YOUR OBJECTIVE — Give the number of lines in the listing that hold the word "Customer". Write nothing but that number.

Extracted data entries
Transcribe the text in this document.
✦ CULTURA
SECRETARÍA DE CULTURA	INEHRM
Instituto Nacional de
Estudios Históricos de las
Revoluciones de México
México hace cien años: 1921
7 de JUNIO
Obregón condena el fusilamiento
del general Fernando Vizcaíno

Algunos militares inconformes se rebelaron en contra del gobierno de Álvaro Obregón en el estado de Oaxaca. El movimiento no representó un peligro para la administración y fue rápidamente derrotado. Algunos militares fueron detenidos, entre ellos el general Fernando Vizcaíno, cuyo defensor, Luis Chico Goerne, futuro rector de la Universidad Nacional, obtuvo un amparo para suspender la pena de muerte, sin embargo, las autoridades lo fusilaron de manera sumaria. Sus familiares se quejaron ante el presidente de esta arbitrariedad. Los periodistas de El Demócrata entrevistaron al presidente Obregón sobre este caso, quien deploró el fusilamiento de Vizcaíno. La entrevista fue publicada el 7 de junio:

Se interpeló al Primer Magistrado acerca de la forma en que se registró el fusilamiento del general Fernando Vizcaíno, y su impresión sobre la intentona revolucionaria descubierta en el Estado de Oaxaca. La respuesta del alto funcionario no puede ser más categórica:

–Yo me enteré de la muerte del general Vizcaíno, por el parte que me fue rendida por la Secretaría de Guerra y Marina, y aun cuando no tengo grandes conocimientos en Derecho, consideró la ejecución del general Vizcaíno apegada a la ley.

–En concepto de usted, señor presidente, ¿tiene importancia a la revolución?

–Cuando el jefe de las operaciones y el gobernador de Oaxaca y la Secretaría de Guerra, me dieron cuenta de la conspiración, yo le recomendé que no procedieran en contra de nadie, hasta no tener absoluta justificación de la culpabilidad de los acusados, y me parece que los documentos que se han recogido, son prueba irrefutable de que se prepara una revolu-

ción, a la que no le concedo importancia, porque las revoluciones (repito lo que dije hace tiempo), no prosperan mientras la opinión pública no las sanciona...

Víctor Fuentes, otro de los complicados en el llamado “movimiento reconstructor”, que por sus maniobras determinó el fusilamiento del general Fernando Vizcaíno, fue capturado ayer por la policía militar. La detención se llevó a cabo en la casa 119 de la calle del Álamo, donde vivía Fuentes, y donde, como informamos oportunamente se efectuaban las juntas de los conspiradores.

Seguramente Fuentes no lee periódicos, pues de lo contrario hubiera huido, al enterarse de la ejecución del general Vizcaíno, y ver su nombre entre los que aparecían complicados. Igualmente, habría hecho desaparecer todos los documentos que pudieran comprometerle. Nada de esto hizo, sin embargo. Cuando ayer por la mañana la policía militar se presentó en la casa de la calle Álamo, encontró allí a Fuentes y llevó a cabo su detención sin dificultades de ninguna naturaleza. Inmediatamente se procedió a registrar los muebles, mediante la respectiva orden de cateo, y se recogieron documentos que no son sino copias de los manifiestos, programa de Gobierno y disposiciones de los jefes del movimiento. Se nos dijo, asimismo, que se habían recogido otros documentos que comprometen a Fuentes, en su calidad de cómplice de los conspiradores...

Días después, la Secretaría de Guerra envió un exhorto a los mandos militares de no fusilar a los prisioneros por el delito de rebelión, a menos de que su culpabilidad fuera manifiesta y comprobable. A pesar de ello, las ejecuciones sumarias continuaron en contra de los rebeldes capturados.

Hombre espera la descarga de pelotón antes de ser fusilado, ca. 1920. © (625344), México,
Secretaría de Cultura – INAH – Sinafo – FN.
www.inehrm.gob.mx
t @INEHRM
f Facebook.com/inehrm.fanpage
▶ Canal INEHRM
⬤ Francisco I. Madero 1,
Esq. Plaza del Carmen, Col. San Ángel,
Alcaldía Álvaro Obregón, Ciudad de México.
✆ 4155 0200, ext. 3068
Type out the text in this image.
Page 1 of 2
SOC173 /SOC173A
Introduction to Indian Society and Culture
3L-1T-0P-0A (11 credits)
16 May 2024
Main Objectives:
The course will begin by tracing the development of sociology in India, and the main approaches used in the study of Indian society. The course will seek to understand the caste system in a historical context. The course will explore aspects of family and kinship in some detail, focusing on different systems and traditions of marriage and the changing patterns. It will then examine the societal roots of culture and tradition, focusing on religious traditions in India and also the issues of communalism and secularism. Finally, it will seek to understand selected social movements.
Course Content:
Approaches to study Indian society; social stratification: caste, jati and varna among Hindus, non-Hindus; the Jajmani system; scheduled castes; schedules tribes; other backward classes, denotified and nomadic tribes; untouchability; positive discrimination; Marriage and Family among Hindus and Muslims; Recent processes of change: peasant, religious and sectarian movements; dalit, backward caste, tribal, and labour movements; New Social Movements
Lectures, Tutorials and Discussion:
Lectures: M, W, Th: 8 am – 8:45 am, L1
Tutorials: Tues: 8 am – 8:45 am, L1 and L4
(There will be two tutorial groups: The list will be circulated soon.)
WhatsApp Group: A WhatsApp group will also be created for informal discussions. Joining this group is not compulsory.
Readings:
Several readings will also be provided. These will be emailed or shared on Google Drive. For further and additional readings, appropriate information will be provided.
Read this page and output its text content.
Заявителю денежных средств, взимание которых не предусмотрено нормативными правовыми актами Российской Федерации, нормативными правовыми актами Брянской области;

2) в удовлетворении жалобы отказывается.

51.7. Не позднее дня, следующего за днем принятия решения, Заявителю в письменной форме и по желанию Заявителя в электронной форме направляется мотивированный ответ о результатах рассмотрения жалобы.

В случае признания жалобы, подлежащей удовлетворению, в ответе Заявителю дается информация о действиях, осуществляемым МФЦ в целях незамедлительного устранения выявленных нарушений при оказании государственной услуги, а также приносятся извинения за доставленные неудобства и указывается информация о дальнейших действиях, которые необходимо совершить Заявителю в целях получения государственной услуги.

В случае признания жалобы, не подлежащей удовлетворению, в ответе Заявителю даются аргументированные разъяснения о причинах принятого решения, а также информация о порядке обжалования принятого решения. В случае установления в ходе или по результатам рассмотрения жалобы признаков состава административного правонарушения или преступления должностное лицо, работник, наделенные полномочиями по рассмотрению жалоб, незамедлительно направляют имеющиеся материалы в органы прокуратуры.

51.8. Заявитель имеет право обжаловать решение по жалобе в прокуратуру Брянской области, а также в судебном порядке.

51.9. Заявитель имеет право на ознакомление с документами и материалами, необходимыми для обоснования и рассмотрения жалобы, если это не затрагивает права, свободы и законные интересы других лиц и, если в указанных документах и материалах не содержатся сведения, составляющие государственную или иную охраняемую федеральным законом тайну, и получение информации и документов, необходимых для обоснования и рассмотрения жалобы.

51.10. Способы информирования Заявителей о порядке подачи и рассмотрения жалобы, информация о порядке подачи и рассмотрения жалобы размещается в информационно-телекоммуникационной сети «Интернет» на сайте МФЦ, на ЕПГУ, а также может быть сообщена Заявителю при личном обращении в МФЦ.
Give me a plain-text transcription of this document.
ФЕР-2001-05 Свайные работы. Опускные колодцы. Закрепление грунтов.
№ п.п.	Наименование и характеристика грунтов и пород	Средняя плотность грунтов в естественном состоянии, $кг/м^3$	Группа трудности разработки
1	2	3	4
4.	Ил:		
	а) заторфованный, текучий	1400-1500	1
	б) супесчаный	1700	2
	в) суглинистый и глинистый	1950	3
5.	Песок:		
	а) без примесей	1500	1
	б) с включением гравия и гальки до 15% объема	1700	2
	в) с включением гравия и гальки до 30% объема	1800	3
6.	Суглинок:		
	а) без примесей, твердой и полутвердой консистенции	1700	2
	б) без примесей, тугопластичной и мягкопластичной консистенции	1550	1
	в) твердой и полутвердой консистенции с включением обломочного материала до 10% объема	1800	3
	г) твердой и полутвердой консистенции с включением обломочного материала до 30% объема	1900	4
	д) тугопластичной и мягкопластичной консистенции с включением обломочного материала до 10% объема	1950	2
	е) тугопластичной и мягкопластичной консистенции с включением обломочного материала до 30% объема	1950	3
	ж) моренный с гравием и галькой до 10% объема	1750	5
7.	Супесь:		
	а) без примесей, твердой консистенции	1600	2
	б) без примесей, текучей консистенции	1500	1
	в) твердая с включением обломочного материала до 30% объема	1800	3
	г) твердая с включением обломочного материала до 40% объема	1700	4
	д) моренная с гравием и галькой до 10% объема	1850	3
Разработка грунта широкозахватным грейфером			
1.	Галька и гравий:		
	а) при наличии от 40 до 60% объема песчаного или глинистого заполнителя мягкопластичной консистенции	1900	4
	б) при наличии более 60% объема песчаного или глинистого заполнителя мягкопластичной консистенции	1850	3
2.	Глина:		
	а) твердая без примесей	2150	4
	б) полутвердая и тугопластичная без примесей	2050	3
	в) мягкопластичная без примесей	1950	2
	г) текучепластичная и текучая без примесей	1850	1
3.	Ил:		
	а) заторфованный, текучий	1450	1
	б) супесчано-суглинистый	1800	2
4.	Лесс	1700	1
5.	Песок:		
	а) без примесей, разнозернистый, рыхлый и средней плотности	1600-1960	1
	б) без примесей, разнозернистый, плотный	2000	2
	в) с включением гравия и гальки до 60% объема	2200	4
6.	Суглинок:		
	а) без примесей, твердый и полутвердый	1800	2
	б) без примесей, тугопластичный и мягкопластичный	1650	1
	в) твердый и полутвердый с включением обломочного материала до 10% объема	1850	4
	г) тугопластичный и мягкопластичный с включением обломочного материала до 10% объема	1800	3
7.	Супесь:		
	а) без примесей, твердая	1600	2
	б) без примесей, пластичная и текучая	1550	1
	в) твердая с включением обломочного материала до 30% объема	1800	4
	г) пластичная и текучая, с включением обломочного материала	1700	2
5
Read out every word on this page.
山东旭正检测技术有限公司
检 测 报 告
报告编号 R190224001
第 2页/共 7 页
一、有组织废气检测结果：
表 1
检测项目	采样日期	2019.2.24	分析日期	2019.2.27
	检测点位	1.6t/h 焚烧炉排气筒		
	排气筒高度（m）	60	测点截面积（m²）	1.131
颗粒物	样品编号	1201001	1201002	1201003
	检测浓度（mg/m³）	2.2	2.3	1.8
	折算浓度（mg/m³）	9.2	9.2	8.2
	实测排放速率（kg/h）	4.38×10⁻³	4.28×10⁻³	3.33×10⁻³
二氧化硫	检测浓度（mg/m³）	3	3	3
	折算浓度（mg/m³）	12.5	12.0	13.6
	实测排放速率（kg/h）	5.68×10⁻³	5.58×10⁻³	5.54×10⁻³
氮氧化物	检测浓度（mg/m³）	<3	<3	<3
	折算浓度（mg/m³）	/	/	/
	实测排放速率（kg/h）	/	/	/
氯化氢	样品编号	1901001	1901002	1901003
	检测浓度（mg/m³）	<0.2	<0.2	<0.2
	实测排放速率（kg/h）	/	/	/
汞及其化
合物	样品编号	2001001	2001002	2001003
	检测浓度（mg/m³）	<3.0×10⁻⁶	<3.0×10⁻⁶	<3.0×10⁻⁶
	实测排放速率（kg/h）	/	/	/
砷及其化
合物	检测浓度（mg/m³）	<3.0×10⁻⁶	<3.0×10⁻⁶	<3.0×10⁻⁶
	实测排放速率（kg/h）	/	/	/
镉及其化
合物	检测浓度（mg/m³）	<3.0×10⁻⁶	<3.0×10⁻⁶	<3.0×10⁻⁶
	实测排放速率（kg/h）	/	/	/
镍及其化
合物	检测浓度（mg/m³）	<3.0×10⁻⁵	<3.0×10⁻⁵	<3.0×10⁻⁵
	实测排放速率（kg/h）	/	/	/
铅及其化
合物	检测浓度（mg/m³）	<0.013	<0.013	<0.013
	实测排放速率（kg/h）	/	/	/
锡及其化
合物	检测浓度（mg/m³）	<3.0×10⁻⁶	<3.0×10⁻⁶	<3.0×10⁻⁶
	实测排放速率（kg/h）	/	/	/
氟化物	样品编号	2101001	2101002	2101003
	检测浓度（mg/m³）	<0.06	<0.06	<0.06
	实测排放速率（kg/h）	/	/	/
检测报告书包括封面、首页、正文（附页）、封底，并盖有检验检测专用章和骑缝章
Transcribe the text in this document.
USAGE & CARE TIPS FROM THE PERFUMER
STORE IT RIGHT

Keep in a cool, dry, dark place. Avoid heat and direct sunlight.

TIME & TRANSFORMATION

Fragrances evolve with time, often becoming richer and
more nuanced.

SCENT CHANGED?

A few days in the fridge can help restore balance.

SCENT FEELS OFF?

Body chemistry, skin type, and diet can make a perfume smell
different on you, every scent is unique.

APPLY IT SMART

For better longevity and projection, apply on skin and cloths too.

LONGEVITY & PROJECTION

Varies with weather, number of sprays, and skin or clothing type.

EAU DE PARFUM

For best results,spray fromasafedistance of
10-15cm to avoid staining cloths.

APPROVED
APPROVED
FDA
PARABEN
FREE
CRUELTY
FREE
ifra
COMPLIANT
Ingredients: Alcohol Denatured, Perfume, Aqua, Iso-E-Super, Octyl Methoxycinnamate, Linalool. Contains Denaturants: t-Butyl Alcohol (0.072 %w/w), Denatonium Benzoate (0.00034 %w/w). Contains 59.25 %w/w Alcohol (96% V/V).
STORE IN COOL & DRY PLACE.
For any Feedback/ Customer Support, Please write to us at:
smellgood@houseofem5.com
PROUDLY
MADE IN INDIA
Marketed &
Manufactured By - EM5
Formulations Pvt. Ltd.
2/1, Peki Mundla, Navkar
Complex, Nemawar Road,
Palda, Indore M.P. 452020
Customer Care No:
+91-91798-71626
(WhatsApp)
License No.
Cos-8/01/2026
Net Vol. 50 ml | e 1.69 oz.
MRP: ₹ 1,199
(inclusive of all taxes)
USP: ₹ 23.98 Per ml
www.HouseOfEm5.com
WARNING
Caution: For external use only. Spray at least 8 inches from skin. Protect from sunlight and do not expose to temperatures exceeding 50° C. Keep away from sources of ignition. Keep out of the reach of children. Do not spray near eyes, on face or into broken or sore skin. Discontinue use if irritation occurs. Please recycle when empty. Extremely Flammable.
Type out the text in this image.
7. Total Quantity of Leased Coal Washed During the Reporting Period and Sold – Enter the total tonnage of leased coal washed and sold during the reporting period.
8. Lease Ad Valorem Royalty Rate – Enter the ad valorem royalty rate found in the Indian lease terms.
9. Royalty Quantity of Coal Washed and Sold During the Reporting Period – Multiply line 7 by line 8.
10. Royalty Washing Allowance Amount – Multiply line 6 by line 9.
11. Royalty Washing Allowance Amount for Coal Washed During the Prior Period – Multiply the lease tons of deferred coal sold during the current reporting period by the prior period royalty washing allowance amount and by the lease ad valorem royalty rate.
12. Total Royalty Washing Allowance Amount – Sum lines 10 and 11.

OUTPUT OF THE EXERCISE — 2